— Begin Supplied material —

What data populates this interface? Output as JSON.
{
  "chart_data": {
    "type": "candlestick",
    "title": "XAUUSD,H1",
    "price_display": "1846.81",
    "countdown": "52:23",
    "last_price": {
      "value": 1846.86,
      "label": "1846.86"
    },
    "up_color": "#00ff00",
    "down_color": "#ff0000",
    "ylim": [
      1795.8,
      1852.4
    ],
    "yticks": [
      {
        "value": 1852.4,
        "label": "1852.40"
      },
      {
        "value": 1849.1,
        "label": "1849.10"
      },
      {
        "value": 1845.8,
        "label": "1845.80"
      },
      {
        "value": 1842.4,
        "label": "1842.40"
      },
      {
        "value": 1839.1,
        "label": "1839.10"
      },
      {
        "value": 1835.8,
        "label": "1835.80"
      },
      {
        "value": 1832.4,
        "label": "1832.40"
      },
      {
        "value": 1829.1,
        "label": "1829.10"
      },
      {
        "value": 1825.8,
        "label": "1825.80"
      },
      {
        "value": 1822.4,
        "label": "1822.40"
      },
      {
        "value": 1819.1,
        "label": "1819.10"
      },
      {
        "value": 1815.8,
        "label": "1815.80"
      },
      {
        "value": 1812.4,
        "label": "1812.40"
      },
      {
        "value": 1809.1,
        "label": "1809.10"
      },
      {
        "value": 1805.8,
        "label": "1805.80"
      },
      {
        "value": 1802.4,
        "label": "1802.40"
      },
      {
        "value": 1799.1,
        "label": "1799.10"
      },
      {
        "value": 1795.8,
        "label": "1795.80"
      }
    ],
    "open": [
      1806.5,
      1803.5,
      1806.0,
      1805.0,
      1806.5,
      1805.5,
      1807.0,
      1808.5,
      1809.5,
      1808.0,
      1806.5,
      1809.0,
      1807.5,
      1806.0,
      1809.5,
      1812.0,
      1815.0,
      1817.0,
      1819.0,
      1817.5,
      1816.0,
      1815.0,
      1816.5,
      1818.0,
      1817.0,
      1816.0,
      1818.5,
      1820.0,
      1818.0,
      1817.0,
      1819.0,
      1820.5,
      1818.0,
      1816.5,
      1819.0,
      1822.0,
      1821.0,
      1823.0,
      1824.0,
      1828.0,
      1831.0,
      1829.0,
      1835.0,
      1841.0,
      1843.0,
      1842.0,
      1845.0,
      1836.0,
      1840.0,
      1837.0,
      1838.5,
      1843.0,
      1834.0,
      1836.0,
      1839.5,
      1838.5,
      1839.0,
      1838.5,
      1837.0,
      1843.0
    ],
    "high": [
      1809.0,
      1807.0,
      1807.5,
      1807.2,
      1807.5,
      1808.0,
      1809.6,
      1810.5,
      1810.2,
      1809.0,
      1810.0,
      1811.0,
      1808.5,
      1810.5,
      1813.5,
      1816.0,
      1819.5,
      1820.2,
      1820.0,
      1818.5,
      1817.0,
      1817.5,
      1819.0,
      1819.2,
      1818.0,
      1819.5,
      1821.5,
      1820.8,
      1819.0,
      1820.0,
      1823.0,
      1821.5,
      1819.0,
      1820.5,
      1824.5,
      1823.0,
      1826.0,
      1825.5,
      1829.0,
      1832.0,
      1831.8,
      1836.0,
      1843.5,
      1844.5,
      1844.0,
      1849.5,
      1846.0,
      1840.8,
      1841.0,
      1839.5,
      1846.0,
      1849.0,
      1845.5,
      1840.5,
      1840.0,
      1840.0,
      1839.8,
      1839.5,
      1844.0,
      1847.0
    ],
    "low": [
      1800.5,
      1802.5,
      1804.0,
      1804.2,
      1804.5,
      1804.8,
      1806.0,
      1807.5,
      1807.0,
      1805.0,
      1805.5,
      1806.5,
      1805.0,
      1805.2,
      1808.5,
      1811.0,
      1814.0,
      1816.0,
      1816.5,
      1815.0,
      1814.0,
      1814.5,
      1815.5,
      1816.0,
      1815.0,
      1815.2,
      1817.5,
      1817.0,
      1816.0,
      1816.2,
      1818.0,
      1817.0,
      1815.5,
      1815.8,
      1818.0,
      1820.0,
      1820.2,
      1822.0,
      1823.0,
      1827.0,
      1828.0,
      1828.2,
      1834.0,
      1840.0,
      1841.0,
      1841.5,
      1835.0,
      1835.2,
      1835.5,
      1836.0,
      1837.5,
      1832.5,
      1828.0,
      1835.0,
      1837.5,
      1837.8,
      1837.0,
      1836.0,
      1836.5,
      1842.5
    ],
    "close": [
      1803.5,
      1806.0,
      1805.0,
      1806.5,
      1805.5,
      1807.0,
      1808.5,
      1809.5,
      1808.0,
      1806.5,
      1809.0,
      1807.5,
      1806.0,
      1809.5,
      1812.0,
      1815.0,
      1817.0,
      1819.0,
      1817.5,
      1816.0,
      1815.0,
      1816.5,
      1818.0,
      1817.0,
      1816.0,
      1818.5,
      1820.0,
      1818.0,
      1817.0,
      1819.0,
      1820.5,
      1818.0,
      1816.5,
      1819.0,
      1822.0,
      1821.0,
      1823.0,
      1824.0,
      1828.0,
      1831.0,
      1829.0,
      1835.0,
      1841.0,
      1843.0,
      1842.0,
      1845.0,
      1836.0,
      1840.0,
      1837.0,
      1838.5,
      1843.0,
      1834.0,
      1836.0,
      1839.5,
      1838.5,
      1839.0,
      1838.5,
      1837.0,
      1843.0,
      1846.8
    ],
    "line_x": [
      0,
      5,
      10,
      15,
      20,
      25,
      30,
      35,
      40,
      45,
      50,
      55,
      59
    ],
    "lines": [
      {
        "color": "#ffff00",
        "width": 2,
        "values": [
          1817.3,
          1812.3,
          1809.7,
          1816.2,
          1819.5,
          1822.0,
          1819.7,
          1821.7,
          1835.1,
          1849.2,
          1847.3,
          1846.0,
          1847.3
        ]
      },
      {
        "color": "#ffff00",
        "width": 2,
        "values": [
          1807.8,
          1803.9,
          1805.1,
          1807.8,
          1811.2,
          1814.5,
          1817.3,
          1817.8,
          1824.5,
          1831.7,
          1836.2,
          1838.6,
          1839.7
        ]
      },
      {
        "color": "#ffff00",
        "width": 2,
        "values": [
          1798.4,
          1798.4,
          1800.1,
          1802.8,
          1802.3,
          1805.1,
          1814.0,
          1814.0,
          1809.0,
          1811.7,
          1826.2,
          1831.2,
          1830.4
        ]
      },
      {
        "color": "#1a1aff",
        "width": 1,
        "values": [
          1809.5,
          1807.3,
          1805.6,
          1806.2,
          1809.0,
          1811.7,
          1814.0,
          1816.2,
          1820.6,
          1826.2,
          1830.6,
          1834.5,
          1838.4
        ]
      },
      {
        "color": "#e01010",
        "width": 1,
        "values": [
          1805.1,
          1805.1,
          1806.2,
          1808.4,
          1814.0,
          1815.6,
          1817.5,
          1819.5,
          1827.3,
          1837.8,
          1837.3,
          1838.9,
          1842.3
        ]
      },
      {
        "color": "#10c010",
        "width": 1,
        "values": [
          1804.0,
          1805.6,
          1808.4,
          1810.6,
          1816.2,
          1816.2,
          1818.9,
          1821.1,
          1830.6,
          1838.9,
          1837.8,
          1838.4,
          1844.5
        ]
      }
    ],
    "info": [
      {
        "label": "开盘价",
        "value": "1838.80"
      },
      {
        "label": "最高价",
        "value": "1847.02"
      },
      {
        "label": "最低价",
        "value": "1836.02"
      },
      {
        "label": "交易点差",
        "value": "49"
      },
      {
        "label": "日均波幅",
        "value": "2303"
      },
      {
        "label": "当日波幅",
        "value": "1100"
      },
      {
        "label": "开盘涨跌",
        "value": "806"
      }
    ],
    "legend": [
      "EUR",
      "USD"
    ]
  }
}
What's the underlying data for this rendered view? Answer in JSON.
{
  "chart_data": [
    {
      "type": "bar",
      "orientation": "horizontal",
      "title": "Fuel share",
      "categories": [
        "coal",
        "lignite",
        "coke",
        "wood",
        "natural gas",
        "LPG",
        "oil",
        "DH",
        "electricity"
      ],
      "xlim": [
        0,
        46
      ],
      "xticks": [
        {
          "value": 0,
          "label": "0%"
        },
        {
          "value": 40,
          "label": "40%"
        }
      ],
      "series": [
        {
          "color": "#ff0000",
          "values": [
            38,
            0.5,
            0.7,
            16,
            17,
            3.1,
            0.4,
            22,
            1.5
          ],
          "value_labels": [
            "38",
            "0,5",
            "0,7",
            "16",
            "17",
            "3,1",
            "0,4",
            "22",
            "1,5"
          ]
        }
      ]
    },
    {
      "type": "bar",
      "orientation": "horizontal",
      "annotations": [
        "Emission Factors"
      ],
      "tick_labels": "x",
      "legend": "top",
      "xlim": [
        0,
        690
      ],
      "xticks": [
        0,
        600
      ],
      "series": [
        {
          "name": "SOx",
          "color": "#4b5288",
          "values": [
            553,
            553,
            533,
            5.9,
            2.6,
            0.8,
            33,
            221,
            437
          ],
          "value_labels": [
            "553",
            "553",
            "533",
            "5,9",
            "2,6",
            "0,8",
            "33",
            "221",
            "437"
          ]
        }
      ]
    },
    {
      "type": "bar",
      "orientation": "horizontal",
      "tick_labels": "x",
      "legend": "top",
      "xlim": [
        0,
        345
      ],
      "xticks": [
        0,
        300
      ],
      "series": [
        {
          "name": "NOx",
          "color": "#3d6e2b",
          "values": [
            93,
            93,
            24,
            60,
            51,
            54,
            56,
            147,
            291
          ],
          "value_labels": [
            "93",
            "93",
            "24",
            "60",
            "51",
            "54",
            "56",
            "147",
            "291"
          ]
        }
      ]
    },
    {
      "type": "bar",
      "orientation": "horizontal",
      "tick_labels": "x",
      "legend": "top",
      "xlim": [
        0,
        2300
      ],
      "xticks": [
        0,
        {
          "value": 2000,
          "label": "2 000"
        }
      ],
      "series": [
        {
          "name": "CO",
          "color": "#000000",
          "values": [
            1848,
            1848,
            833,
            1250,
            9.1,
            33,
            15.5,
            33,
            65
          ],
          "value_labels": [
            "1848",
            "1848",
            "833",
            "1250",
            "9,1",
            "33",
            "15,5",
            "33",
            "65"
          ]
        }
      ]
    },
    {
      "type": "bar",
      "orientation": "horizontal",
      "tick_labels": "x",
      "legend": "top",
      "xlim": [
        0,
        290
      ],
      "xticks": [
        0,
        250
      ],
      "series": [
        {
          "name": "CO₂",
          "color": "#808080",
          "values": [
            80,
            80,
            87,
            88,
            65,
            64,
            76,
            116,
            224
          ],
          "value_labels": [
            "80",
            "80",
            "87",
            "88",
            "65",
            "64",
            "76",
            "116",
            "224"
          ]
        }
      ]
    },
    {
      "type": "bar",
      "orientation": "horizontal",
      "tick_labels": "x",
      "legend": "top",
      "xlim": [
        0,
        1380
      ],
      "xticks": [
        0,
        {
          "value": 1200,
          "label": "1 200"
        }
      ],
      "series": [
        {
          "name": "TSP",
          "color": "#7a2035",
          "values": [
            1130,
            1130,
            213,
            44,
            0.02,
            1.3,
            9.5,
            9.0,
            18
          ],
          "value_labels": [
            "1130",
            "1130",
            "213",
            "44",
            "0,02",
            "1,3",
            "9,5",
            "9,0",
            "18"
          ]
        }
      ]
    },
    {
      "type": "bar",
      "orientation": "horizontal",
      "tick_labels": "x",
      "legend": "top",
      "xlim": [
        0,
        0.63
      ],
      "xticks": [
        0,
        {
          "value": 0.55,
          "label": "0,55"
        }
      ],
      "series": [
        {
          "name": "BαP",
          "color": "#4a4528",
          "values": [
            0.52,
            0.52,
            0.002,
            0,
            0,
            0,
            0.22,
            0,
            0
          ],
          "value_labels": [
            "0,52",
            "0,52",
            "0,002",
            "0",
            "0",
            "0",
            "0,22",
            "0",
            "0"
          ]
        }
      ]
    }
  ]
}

— End Supplied material —

**Directive**.
Copy out every line that includes the word "JSON".

**Solution to the exercise**.
What data populates this interface? Output as JSON.
What's the underlying data for this rendered view? Answer in JSON.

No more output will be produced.